-- Begin --

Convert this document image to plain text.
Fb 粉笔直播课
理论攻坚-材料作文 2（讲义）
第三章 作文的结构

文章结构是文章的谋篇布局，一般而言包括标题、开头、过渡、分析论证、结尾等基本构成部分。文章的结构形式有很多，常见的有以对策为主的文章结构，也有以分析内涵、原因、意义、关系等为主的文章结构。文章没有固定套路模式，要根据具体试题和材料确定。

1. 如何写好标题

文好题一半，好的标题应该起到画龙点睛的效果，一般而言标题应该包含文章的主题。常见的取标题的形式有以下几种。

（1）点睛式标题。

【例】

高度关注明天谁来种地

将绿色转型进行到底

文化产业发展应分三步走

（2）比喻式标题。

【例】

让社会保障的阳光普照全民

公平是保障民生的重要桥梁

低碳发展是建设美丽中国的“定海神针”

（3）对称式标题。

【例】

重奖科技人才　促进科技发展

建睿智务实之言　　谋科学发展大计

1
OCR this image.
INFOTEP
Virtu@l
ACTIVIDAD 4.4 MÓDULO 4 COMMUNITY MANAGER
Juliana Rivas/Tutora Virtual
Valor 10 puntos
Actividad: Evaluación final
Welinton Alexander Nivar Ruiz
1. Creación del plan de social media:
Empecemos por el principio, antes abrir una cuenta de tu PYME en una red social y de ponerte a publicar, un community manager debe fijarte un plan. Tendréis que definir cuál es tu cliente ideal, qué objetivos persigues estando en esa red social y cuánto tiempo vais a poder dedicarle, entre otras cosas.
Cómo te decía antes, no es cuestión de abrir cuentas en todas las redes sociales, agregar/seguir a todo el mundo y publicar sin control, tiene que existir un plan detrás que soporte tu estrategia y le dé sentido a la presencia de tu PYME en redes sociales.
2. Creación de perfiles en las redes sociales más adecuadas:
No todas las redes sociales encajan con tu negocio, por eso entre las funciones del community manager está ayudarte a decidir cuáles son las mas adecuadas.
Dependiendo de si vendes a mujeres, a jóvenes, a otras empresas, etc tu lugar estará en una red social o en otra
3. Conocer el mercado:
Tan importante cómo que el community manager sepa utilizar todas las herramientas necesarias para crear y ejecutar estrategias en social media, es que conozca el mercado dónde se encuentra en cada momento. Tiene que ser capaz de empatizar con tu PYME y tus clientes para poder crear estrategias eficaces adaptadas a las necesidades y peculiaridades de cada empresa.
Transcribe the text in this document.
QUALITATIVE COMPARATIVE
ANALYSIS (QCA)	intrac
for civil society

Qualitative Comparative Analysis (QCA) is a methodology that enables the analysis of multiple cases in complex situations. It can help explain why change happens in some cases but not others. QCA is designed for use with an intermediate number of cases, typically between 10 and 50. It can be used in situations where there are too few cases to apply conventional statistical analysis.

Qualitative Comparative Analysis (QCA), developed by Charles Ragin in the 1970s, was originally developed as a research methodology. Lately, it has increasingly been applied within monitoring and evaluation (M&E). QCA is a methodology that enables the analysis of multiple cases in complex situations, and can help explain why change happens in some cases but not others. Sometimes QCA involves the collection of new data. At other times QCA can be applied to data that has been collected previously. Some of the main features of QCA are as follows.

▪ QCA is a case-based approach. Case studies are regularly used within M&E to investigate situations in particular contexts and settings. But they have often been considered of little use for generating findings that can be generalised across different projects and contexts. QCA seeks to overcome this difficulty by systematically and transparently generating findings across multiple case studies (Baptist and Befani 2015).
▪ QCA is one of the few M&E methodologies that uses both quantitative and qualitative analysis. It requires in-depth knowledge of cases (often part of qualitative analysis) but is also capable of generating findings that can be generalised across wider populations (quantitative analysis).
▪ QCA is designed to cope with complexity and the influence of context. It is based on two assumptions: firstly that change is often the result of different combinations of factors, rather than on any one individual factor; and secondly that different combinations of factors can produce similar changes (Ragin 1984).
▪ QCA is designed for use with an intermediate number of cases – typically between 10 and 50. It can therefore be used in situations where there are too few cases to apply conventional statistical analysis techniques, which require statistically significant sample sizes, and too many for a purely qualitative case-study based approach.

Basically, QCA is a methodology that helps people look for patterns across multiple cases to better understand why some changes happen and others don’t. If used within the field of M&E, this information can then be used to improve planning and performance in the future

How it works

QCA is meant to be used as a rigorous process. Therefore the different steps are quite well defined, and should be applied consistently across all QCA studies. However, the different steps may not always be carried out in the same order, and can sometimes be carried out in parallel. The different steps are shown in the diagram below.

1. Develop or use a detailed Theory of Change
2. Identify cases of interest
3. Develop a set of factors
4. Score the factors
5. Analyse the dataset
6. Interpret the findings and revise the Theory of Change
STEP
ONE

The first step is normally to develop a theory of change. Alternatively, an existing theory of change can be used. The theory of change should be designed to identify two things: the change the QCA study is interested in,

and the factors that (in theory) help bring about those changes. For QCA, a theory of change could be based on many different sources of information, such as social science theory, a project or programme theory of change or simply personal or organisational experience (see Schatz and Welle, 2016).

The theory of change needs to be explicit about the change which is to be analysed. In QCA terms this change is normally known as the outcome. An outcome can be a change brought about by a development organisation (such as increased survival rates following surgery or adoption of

-- End --

▶ **AIM**:
Restate every record exactly, leaving nothing out.

▶ **EXERCISE OUTPUT**:
Convert this document image to plain text.
Fb 粉笔直播课
理论攻坚-材料作文 2（讲义）
第三章 作文的结构

文章结构是文章的谋篇布局，一般而言包括标题、开头、过渡、分析论证、结尾等基本构成部分。文章的结构形式有很多，常见的有以对策为主的文章结构，也有以分析内涵、原因、意义、关系等为主的文章结构。文章没有固定套路模式，要根据具体试题和材料确定。

1. 如何写好标题

文好题一半，好的标题应该起到画龙点睛的效果，一般而言标题应该包含文章的主题。常见的取标题的形式有以下几种。

（1）点睛式标题。

【例】

高度关注明天谁来种地

将绿色转型进行到底

文化产业发展应分三步走

（2）比喻式标题。

【例】

让社会保障的阳光普照全民

公平是保障民生的重要桥梁

低碳发展是建设美丽中国的“定海神针”

（3）对称式标题。

【例】

重奖科技人才　促进科技发展

建睿智务实之言　　谋科学发展大计

1
OCR this image.
INFOTEP
Virtu@l
ACTIVIDAD 4.4 MÓDULO 4 COMMUNITY MANAGER
Juliana Rivas/Tutora Virtual
Valor 10 puntos
Actividad: Evaluación final
Welinton Alexander Nivar Ruiz
1. Creación del plan de social media:
Empecemos por el principio, antes abrir una cuenta de tu PYME en una red social y de ponerte a publicar, un community manager debe fijarte un plan. Tendréis que definir cuál es tu cliente ideal, qué objetivos persigues estando en esa red social y cuánto tiempo vais a poder dedicarle, entre otras cosas.
Cómo te decía antes, no es cuestión de abrir cuentas en todas las redes sociales, agregar/seguir a todo el mundo y publicar sin control, tiene que existir un plan detrás que soporte tu estrategia y le dé sentido a la presencia de tu PYME en redes sociales.
2. Creación de perfiles en las redes sociales más adecuadas:
No todas las redes sociales encajan con tu negocio, por eso entre las funciones del community manager está ayudarte a decidir cuáles son las mas adecuadas.
Dependiendo de si vendes a mujeres, a jóvenes, a otras empresas, etc tu lugar estará en una red social o en otra
3. Conocer el mercado:
Tan importante cómo que el community manager sepa utilizar todas las herramientas necesarias para crear y ejecutar estrategias en social media, es que conozca el mercado dónde se encuentra en cada momento. Tiene que ser capaz de empatizar con tu PYME y tus clientes para poder crear estrategias eficaces adaptadas a las necesidades y peculiaridades de cada empresa.
Transcribe the text in this document.
QUALITATIVE COMPARATIVE
ANALYSIS (QCA)	intrac
for civil society

Qualitative Comparative Analysis (QCA) is a methodology that enables the analysis of multiple cases in complex situations. It can help explain why change happens in some cases but not others. QCA is designed for use with an intermediate number of cases, typically between 10 and 50. It can be used in situations where there are too few cases to apply conventional statistical analysis.

Qualitative Comparative Analysis (QCA), developed by Charles Ragin in the 1970s, was originally developed as a research methodology. Lately, it has increasingly been applied within monitoring and evaluation (M&E). QCA is a methodology that enables the analysis of multiple cases in complex situations, and can help explain why change happens in some cases but not others. Sometimes QCA involves the collection of new data. At other times QCA can be applied to data that has been collected previously. Some of the main features of QCA are as follows.

▪ QCA is a case-based approach. Case studies are regularly used within M&E to investigate situations in particular contexts and settings. But they have often been considered of little use for generating findings that can be generalised across different projects and contexts. QCA seeks to overcome this difficulty by systematically and transparently generating findings across multiple case studies (Baptist and Befani 2015).
▪ QCA is one of the few M&E methodologies that uses both quantitative and qualitative analysis. It requires in-depth knowledge of cases (often part of qualitative analysis) but is also capable of generating findings that can be generalised across wider populations (quantitative analysis).
▪ QCA is designed to cope with complexity and the influence of context. It is based on two assumptions: firstly that change is often the result of different combinations of factors, rather than on any one individual factor; and secondly that different combinations of factors can produce similar changes (Ragin 1984).
▪ QCA is designed for use with an intermediate number of cases – typically between 10 and 50. It can therefore be used in situations where there are too few cases to apply conventional statistical analysis techniques, which require statistically significant sample sizes, and too many for a purely qualitative case-study based approach.

Basically, QCA is a methodology that helps people look for patterns across multiple cases to better understand why some changes happen and others don’t. If used within the field of M&E, this information can then be used to improve planning and performance in the future

How it works

QCA is meant to be used as a rigorous process. Therefore the different steps are quite well defined, and should be applied consistently across all QCA studies. However, the different steps may not always be carried out in the same order, and can sometimes be carried out in parallel. The different steps are shown in the diagram below.

1. Develop or use a detailed Theory of Change
2. Identify cases of interest
3. Develop a set of factors
4. Score the factors
5. Analyse the dataset
6. Interpret the findings and revise the Theory of Change
STEP
ONE

The first step is normally to develop a theory of change. Alternatively, an existing theory of change can be used. The theory of change should be designed to identify two things: the change the QCA study is interested in,

and the factors that (in theory) help bring about those changes. For QCA, a theory of change could be based on many different sources of information, such as social science theory, a project or programme theory of change or simply personal or organisational experience (see Schatz and Welle, 2016).

The theory of change needs to be explicit about the change which is to be analysed. In QCA terms this change is normally known as the outcome. An outcome can be a change brought about by a development organisation (such as increased survival rates following surgery or adoption of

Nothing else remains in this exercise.